GIVEN INSTRUCTION ->
Which lines below hold the word "один"? Report each one.

┄┄┄┄┄┄┄┄┄┄

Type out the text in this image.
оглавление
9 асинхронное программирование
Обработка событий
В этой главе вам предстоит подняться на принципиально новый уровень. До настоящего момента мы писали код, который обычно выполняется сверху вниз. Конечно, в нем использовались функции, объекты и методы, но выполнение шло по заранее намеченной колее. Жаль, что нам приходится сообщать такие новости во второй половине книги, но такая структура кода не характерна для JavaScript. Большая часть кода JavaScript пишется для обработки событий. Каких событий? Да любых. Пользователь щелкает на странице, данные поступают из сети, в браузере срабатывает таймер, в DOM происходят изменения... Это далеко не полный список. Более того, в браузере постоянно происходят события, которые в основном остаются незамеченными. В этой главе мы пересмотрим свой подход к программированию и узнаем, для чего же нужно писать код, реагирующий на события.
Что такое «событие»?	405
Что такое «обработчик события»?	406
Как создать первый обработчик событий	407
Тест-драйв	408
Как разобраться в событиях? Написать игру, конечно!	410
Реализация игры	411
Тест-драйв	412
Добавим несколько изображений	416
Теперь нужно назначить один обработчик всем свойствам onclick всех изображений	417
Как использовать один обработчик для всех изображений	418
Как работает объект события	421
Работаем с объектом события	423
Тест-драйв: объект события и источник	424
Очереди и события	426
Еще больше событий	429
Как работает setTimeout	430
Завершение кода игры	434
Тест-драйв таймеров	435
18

┄┄┄┄┄┄┄┄┄┄

EXERCISE ANSWER ->
Теперь нужно назначить один обработчик всем свойствам onclick всех изображений	417
Как использовать один обработчик для всех изображений	418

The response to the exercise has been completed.